Exercise details:
Set all the material down again unchanged, without the pictures.

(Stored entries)
(begin)

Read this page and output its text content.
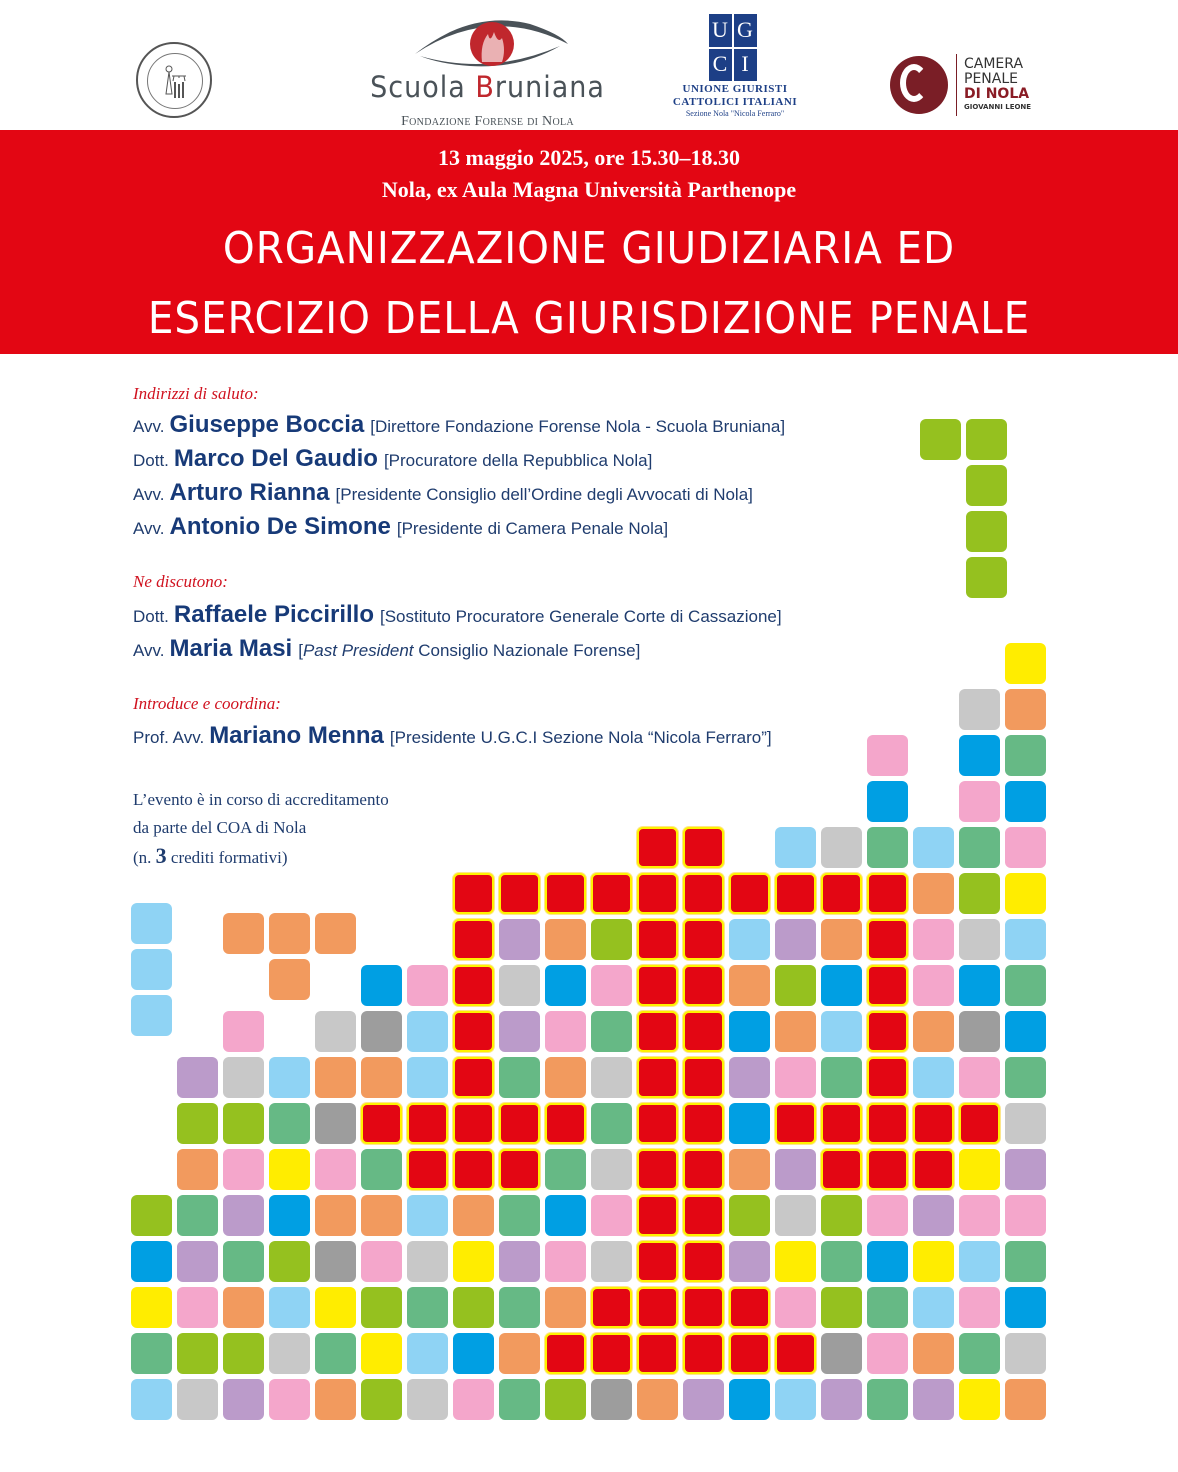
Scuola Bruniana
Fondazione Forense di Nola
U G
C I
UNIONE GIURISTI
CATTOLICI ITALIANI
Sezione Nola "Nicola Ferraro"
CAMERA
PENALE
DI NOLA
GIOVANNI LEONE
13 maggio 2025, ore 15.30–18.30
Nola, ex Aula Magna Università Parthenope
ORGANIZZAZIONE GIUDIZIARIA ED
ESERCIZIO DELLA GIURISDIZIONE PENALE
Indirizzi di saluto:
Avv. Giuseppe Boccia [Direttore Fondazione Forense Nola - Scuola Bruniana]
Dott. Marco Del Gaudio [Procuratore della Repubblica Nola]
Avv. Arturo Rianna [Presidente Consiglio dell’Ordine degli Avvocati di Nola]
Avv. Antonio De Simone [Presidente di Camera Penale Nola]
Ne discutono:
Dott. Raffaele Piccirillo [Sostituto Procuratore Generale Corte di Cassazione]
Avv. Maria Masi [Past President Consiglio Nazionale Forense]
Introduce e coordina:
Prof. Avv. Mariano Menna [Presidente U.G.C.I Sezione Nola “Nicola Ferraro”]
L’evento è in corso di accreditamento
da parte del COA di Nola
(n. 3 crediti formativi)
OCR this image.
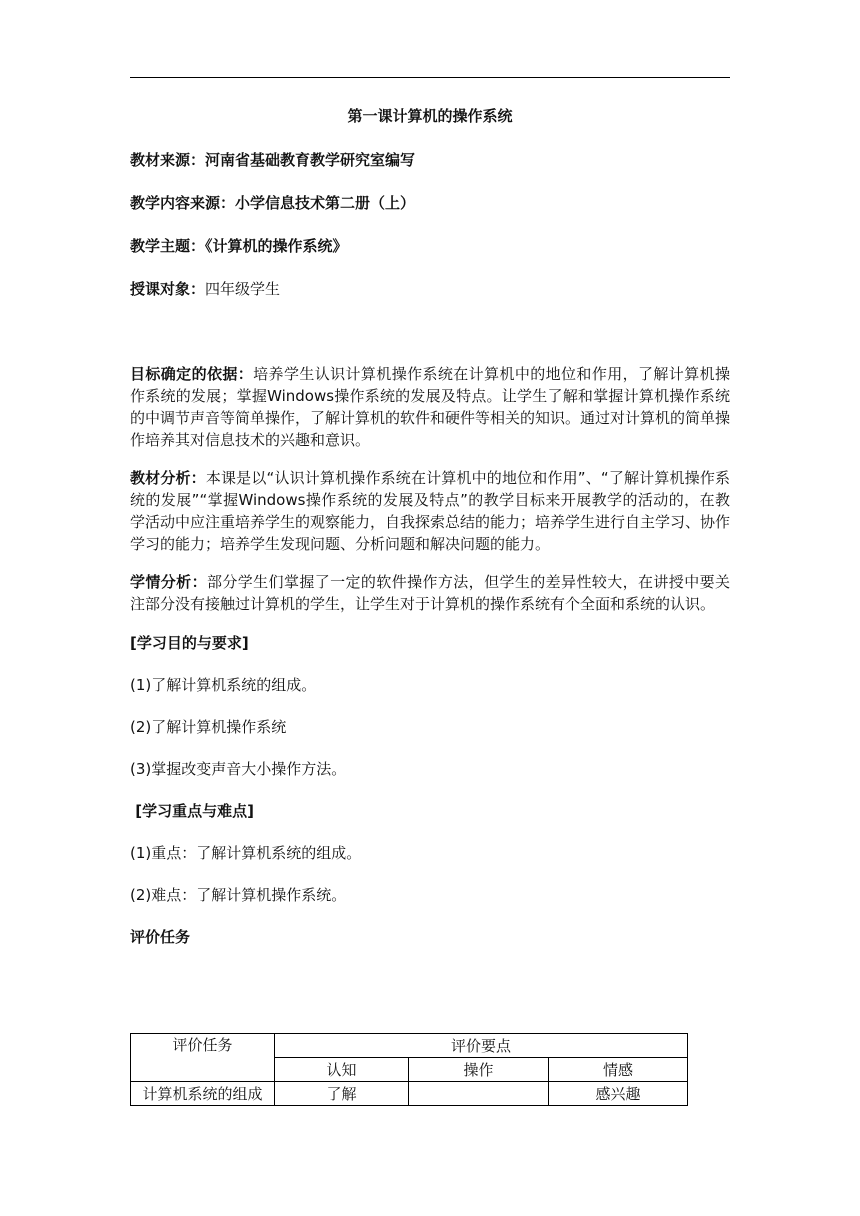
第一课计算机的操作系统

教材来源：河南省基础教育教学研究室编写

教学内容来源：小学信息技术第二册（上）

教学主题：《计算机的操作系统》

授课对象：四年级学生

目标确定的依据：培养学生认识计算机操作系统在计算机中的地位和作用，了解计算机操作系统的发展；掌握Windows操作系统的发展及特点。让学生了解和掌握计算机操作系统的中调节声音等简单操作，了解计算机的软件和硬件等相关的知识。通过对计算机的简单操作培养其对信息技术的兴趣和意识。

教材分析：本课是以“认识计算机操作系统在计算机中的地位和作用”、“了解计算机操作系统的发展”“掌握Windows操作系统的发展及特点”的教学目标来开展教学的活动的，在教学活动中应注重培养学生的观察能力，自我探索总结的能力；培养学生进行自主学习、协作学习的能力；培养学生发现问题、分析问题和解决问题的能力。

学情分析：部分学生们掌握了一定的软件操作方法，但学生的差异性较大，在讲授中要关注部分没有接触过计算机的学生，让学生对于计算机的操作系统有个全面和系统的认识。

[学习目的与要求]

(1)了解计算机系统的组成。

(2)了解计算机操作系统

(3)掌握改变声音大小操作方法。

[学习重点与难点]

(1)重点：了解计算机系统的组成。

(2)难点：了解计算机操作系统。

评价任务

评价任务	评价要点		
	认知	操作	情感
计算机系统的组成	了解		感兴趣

(end)

Task response:
Read this page and output its text content.
Scuola Bruniana
Fondazione Forense di Nola
U G
C I
UNIONE GIURISTI
CATTOLICI ITALIANI
Sezione Nola "Nicola Ferraro"
CAMERA
PENALE
DI NOLA
GIOVANNI LEONE
13 maggio 2025, ore 15.30–18.30
Nola, ex Aula Magna Università Parthenope
ORGANIZZAZIONE GIUDIZIARIA ED
ESERCIZIO DELLA GIURISDIZIONE PENALE
Indirizzi di saluto:
Avv. Giuseppe Boccia [Direttore Fondazione Forense Nola - Scuola Bruniana]
Dott. Marco Del Gaudio [Procuratore della Repubblica Nola]
Avv. Arturo Rianna [Presidente Consiglio dell’Ordine degli Avvocati di Nola]
Avv. Antonio De Simone [Presidente di Camera Penale Nola]
Ne discutono:
Dott. Raffaele Piccirillo [Sostituto Procuratore Generale Corte di Cassazione]
Avv. Maria Masi [Past President Consiglio Nazionale Forense]
Introduce e coordina:
Prof. Avv. Mariano Menna [Presidente U.G.C.I Sezione Nola “Nicola Ferraro”]
L’evento è in corso di accreditamento
da parte del COA di Nola
(n. 3 crediti formativi)
OCR this image.
第一课计算机的操作系统

教材来源：河南省基础教育教学研究室编写

教学内容来源：小学信息技术第二册（上）

教学主题：《计算机的操作系统》

授课对象：四年级学生

目标确定的依据：培养学生认识计算机操作系统在计算机中的地位和作用，了解计算机操作系统的发展；掌握Windows操作系统的发展及特点。让学生了解和掌握计算机操作系统的中调节声音等简单操作，了解计算机的软件和硬件等相关的知识。通过对计算机的简单操作培养其对信息技术的兴趣和意识。

教材分析：本课是以“认识计算机操作系统在计算机中的地位和作用”、“了解计算机操作系统的发展”“掌握Windows操作系统的发展及特点”的教学目标来开展教学的活动的，在教学活动中应注重培养学生的观察能力，自我探索总结的能力；培养学生进行自主学习、协作学习的能力；培养学生发现问题、分析问题和解决问题的能力。

学情分析：部分学生们掌握了一定的软件操作方法，但学生的差异性较大，在讲授中要关注部分没有接触过计算机的学生，让学生对于计算机的操作系统有个全面和系统的认识。

[学习目的与要求]

(1)了解计算机系统的组成。

(2)了解计算机操作系统

(3)掌握改变声音大小操作方法。

[学习重点与难点]

(1)重点：了解计算机系统的组成。

(2)难点：了解计算机操作系统。

评价任务

评价任务	评价要点		
	认知	操作	情感
计算机系统的组成	了解		感兴趣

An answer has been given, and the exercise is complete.